#### [Problem]
Copy out the records below word for word and line for line, leaving out the pictures.

#### [Records to process]
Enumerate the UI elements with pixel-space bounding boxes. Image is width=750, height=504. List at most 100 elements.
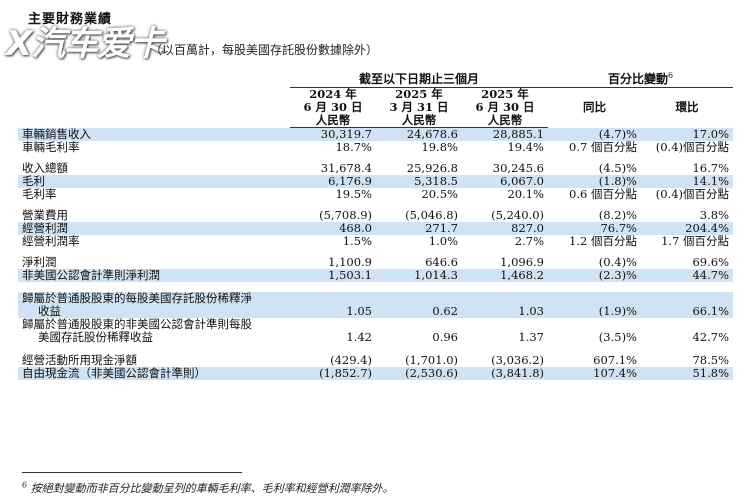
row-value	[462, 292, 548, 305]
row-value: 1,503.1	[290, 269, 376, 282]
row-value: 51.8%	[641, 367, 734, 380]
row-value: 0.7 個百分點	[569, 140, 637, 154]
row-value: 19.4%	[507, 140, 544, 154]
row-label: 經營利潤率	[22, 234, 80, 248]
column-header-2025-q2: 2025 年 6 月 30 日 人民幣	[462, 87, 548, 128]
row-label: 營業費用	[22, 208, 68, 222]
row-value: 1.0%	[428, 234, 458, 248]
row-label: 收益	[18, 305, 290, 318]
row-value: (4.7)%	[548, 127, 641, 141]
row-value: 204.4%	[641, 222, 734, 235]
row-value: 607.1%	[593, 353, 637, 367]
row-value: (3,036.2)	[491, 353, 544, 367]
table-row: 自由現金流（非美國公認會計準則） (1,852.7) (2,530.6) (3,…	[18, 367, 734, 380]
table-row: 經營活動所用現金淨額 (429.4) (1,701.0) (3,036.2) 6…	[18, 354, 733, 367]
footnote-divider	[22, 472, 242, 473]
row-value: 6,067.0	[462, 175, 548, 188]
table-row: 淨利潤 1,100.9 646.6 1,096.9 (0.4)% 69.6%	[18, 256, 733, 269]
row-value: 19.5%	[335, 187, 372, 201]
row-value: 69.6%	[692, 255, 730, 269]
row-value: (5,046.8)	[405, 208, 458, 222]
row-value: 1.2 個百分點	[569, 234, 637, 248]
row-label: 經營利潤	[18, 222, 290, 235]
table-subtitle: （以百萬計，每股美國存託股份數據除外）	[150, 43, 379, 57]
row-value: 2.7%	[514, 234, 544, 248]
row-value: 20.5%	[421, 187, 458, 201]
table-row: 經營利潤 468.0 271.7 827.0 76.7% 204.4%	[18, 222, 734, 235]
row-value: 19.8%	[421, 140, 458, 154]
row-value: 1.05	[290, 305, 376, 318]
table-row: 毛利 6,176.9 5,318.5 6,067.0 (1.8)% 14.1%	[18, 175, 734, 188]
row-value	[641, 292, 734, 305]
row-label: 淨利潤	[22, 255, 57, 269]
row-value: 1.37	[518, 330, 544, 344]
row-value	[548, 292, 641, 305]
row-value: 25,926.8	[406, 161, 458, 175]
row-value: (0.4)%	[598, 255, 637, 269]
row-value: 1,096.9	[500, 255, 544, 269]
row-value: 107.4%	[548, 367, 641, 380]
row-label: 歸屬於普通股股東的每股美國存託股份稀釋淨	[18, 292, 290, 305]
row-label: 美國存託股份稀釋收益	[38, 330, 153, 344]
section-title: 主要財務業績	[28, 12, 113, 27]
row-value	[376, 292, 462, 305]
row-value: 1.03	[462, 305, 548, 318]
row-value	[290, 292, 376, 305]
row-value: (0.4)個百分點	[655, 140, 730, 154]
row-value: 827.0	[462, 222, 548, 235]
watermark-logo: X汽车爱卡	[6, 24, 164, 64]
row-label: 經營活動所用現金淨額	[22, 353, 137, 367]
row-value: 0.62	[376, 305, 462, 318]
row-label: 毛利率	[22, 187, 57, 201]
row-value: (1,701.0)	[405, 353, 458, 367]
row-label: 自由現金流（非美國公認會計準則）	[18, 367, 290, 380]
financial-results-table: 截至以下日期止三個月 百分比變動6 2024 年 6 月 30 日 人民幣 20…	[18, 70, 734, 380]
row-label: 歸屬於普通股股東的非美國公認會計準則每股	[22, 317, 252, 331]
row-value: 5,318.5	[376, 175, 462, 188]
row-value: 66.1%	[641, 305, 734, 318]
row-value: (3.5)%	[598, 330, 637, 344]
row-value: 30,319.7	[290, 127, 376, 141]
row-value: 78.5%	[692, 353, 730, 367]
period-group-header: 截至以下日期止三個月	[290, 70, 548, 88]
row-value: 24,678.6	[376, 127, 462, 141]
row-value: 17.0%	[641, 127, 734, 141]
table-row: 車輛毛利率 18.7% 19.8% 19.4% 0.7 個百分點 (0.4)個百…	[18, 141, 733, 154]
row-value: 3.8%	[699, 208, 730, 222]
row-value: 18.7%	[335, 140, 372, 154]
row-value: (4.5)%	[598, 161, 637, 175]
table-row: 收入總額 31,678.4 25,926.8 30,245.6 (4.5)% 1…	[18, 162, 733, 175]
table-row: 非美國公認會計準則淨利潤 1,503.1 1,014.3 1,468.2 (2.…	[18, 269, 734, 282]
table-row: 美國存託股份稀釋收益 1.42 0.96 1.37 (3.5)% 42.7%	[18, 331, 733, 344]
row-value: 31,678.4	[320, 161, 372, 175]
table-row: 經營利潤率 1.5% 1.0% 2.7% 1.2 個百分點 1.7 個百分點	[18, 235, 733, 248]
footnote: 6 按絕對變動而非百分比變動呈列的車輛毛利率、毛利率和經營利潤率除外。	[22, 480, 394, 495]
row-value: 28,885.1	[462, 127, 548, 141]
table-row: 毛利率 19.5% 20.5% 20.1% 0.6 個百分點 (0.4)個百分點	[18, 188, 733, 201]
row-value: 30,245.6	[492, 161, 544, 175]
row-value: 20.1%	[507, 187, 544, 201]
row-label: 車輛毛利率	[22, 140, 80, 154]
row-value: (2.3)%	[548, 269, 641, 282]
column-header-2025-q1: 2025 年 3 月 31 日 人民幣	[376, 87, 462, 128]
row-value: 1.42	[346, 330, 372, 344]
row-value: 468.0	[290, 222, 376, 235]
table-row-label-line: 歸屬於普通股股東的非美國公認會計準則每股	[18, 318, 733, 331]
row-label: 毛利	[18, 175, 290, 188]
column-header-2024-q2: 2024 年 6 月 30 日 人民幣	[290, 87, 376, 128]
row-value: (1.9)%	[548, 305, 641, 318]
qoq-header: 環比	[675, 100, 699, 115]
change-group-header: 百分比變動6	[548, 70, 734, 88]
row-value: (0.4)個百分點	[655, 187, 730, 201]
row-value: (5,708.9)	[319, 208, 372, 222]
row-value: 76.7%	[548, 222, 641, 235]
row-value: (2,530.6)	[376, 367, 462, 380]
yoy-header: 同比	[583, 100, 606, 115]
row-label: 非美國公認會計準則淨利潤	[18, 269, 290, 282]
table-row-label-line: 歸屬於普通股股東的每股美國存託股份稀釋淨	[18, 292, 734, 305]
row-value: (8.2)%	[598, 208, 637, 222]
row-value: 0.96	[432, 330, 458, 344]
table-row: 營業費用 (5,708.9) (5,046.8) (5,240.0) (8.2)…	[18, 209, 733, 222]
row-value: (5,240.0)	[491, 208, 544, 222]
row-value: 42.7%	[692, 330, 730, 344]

#### [Correct result]
Enumerate the UI elements with pixel-space bounding boxes. Image is width=750, height=504. List at most 100 elements.
row-value	[462, 292, 548, 305]
row-value: 1,503.1	[290, 269, 376, 282]
row-value: 51.8%	[641, 367, 734, 380]
row-value: 0.7 個百分點	[569, 140, 637, 154]
row-value: 19.4%	[507, 140, 544, 154]
row-label: 經營利潤率	[22, 234, 80, 248]
column-header-2025-q2: 2025 年 6 月 30 日 人民幣	[462, 87, 548, 128]
row-label: 營業費用	[22, 208, 68, 222]
row-value: 1.0%	[428, 234, 458, 248]
row-label: 收益	[18, 305, 290, 318]
row-value: (4.7)%	[548, 127, 641, 141]
row-value: 204.4%	[641, 222, 734, 235]
row-value: 607.1%	[593, 353, 637, 367]
row-value: (3,036.2)	[491, 353, 544, 367]
table-row: 自由現金流（非美國公認會計準則） (1,852.7) (2,530.6) (3,…	[18, 367, 734, 380]
table-row: 經營活動所用現金淨額 (429.4) (1,701.0) (3,036.2) 6…	[18, 354, 733, 367]
footnote-divider	[22, 472, 242, 473]
row-value: 6,067.0	[462, 175, 548, 188]
table-row: 淨利潤 1,100.9 646.6 1,096.9 (0.4)% 69.6%	[18, 256, 733, 269]
row-value: 19.5%	[335, 187, 372, 201]
row-value: 69.6%	[692, 255, 730, 269]
row-value: (5,046.8)	[405, 208, 458, 222]
row-value: 1.2 個百分點	[569, 234, 637, 248]
row-label: 經營利潤	[18, 222, 290, 235]
table-subtitle: （以百萬計，每股美國存託股份數據除外）	[150, 43, 379, 57]
row-value: 2.7%	[514, 234, 544, 248]
row-value: 20.5%	[421, 187, 458, 201]
table-row: 經營利潤 468.0 271.7 827.0 76.7% 204.4%	[18, 222, 734, 235]
row-value: 19.8%	[421, 140, 458, 154]
row-value: 1.05	[290, 305, 376, 318]
table-row: 毛利 6,176.9 5,318.5 6,067.0 (1.8)% 14.1%	[18, 175, 734, 188]
row-value	[641, 292, 734, 305]
row-label: 淨利潤	[22, 255, 57, 269]
row-value: 1.37	[518, 330, 544, 344]
row-value	[548, 292, 641, 305]
row-value: 25,926.8	[406, 161, 458, 175]
row-value: (0.4)%	[598, 255, 637, 269]
row-value: 1,096.9	[500, 255, 544, 269]
row-value: 107.4%	[548, 367, 641, 380]
row-label: 歸屬於普通股股東的每股美國存託股份稀釋淨	[18, 292, 290, 305]
row-label: 美國存託股份稀釋收益	[38, 330, 153, 344]
section-title: 主要財務業績	[28, 12, 113, 27]
row-value	[376, 292, 462, 305]
row-value: 1.03	[462, 305, 548, 318]
row-value	[290, 292, 376, 305]
row-value: (0.4)個百分點	[655, 140, 730, 154]
row-value: 827.0	[462, 222, 548, 235]
watermark-logo: X汽车爱卡	[6, 24, 164, 64]
row-label: 經營活動所用現金淨額	[22, 353, 137, 367]
row-value: 0.62	[376, 305, 462, 318]
row-label: 毛利率	[22, 187, 57, 201]
row-value: (1,701.0)	[405, 353, 458, 367]
row-label: 自由現金流（非美國公認會計準則）	[18, 367, 290, 380]
financial-results-table: 截至以下日期止三個月 百分比變動6 2024 年 6 月 30 日 人民幣 20…	[18, 70, 734, 380]
row-label: 歸屬於普通股股東的非美國公認會計準則每股	[22, 317, 252, 331]
row-value: 5,318.5	[376, 175, 462, 188]
row-value: 66.1%	[641, 305, 734, 318]
row-value: (3.5)%	[598, 330, 637, 344]
row-value: 30,319.7	[290, 127, 376, 141]
row-value: 78.5%	[692, 353, 730, 367]
period-group-header: 截至以下日期止三個月	[290, 70, 548, 88]
row-value: 24,678.6	[376, 127, 462, 141]
row-value: 17.0%	[641, 127, 734, 141]
table-row: 車輛毛利率 18.7% 19.8% 19.4% 0.7 個百分點 (0.4)個百…	[18, 141, 733, 154]
row-value: 3.8%	[699, 208, 730, 222]
row-value: 18.7%	[335, 140, 372, 154]
row-value: (4.5)%	[598, 161, 637, 175]
table-row: 收入總額 31,678.4 25,926.8 30,245.6 (4.5)% 1…	[18, 162, 733, 175]
table-row: 非美國公認會計準則淨利潤 1,503.1 1,014.3 1,468.2 (2.…	[18, 269, 734, 282]
table-row: 美國存託股份稀釋收益 1.42 0.96 1.37 (3.5)% 42.7%	[18, 331, 733, 344]
row-value: 31,678.4	[320, 161, 372, 175]
table-row: 經營利潤率 1.5% 1.0% 2.7% 1.2 個百分點 1.7 個百分點	[18, 235, 733, 248]
footnote: 6 按絕對變動而非百分比變動呈列的車輛毛利率、毛利率和經營利潤率除外。	[22, 480, 394, 495]
row-value: 28,885.1	[462, 127, 548, 141]
table-row: 毛利率 19.5% 20.5% 20.1% 0.6 個百分點 (0.4)個百分點	[18, 188, 733, 201]
row-value: 30,245.6	[492, 161, 544, 175]
row-value: 20.1%	[507, 187, 544, 201]
row-label: 車輛毛利率	[22, 140, 80, 154]
row-value: (2.3)%	[548, 269, 641, 282]
column-header-2025-q1: 2025 年 3 月 31 日 人民幣	[376, 87, 462, 128]
row-value: 1.42	[346, 330, 372, 344]
row-value: 468.0	[290, 222, 376, 235]
table-row-label-line: 歸屬於普通股股東的非美國公認會計準則每股	[18, 318, 733, 331]
row-label: 毛利	[18, 175, 290, 188]
column-header-2024-q2: 2024 年 6 月 30 日 人民幣	[290, 87, 376, 128]
row-value: (1.9)%	[548, 305, 641, 318]
qoq-header: 環比	[675, 100, 699, 115]
change-group-header: 百分比變動6	[548, 70, 734, 88]
row-value: (0.4)個百分點	[655, 187, 730, 201]
row-value: (5,708.9)	[319, 208, 372, 222]
row-value: 76.7%	[548, 222, 641, 235]
row-value: (2,530.6)	[376, 367, 462, 380]
yoy-header: 同比	[583, 100, 606, 115]
row-label: 非美國公認會計準則淨利潤	[18, 269, 290, 282]
table-row-label-line: 歸屬於普通股股東的每股美國存託股份稀釋淨	[18, 292, 734, 305]
row-value: (8.2)%	[598, 208, 637, 222]
row-value: 0.96	[432, 330, 458, 344]
table-row: 營業費用 (5,708.9) (5,046.8) (5,240.0) (8.2)…	[18, 209, 733, 222]
row-value: (5,240.0)	[491, 208, 544, 222]
row-value: 42.7%	[692, 330, 730, 344]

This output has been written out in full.